[Begin Source material]
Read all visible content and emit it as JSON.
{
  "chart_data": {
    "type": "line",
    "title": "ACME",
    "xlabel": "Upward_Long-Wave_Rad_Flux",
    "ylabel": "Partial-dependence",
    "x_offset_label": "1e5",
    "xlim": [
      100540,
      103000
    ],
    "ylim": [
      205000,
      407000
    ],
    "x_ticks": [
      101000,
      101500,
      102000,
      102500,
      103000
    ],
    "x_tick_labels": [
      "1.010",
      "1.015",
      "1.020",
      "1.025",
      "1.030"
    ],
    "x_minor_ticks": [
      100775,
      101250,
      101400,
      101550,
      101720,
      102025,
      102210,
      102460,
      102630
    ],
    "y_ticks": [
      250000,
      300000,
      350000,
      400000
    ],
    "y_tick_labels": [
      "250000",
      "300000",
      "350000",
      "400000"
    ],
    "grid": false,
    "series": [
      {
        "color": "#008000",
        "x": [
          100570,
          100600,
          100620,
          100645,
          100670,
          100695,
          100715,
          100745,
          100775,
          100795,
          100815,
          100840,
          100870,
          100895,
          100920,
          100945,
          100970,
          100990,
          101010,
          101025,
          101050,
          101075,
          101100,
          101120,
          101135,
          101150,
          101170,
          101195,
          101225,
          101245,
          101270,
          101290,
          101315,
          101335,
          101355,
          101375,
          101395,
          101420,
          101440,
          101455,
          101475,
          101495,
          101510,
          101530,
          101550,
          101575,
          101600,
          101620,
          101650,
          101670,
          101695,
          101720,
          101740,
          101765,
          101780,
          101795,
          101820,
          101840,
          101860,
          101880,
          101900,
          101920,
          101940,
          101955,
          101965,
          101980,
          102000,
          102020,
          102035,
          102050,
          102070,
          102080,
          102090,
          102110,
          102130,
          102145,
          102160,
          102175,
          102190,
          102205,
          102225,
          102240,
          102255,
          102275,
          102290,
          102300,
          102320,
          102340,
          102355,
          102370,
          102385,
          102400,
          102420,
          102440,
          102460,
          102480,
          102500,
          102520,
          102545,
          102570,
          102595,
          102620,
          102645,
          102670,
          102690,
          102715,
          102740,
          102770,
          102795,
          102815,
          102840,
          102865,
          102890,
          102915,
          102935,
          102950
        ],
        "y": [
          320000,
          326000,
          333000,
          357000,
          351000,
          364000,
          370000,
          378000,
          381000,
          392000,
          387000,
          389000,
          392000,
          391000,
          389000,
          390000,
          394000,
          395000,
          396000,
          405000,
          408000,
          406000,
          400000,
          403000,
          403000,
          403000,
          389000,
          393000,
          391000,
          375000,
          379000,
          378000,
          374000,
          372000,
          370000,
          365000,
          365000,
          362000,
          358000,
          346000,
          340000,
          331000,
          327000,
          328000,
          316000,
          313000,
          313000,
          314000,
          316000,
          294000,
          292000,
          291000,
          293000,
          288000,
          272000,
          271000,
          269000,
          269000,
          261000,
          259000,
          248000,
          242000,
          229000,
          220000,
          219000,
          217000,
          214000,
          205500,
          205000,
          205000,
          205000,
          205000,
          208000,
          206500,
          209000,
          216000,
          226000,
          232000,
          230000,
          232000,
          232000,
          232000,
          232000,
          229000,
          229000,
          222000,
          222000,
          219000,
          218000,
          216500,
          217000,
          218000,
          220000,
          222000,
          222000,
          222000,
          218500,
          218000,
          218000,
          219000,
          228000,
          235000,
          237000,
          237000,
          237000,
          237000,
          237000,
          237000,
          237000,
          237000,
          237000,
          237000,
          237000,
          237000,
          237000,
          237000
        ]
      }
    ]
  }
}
[End Source material]
— Requirements —
Reproduce the data in its entirety, matching each character.

— Written response —
Read all visible content and emit it as JSON.
{
  "chart_data": {
    "type": "line",
    "title": "ACME",
    "xlabel": "Upward_Long-Wave_Rad_Flux",
    "ylabel": "Partial-dependence",
    "x_offset_label": "1e5",
    "xlim": [
      100540,
      103000
    ],
    "ylim": [
      205000,
      407000
    ],
    "x_ticks": [
      101000,
      101500,
      102000,
      102500,
      103000
    ],
    "x_tick_labels": [
      "1.010",
      "1.015",
      "1.020",
      "1.025",
      "1.030"
    ],
    "x_minor_ticks": [
      100775,
      101250,
      101400,
      101550,
      101720,
      102025,
      102210,
      102460,
      102630
    ],
    "y_ticks": [
      250000,
      300000,
      350000,
      400000
    ],
    "y_tick_labels": [
      "250000",
      "300000",
      "350000",
      "400000"
    ],
    "grid": false,
    "series": [
      {
        "color": "#008000",
        "x": [
          100570,
          100600,
          100620,
          100645,
          100670,
          100695,
          100715,
          100745,
          100775,
          100795,
          100815,
          100840,
          100870,
          100895,
          100920,
          100945,
          100970,
          100990,
          101010,
          101025,
          101050,
          101075,
          101100,
          101120,
          101135,
          101150,
          101170,
          101195,
          101225,
          101245,
          101270,
          101290,
          101315,
          101335,
          101355,
          101375,
          101395,
          101420,
          101440,
          101455,
          101475,
          101495,
          101510,
          101530,
          101550,
          101575,
          101600,
          101620,
          101650,
          101670,
          101695,
          101720,
          101740,
          101765,
          101780,
          101795,
          101820,
          101840,
          101860,
          101880,
          101900,
          101920,
          101940,
          101955,
          101965,
          101980,
          102000,
          102020,
          102035,
          102050,
          102070,
          102080,
          102090,
          102110,
          102130,
          102145,
          102160,
          102175,
          102190,
          102205,
          102225,
          102240,
          102255,
          102275,
          102290,
          102300,
          102320,
          102340,
          102355,
          102370,
          102385,
          102400,
          102420,
          102440,
          102460,
          102480,
          102500,
          102520,
          102545,
          102570,
          102595,
          102620,
          102645,
          102670,
          102690,
          102715,
          102740,
          102770,
          102795,
          102815,
          102840,
          102865,
          102890,
          102915,
          102935,
          102950
        ],
        "y": [
          320000,
          326000,
          333000,
          357000,
          351000,
          364000,
          370000,
          378000,
          381000,
          392000,
          387000,
          389000,
          392000,
          391000,
          389000,
          390000,
          394000,
          395000,
          396000,
          405000,
          408000,
          406000,
          400000,
          403000,
          403000,
          403000,
          389000,
          393000,
          391000,
          375000,
          379000,
          378000,
          374000,
          372000,
          370000,
          365000,
          365000,
          362000,
          358000,
          346000,
          340000,
          331000,
          327000,
          328000,
          316000,
          313000,
          313000,
          314000,
          316000,
          294000,
          292000,
          291000,
          293000,
          288000,
          272000,
          271000,
          269000,
          269000,
          261000,
          259000,
          248000,
          242000,
          229000,
          220000,
          219000,
          217000,
          214000,
          205500,
          205000,
          205000,
          205000,
          205000,
          208000,
          206500,
          209000,
          216000,
          226000,
          232000,
          230000,
          232000,
          232000,
          232000,
          232000,
          229000,
          229000,
          222000,
          222000,
          219000,
          218000,
          216500,
          217000,
          218000,
          220000,
          222000,
          222000,
          222000,
          218500,
          218000,
          218000,
          219000,
          228000,
          235000,
          237000,
          237000,
          237000,
          237000,
          237000,
          237000,
          237000,
          237000,
          237000,
          237000,
          237000,
          237000,
          237000,
          237000
        ]
      }
    ]
  }
}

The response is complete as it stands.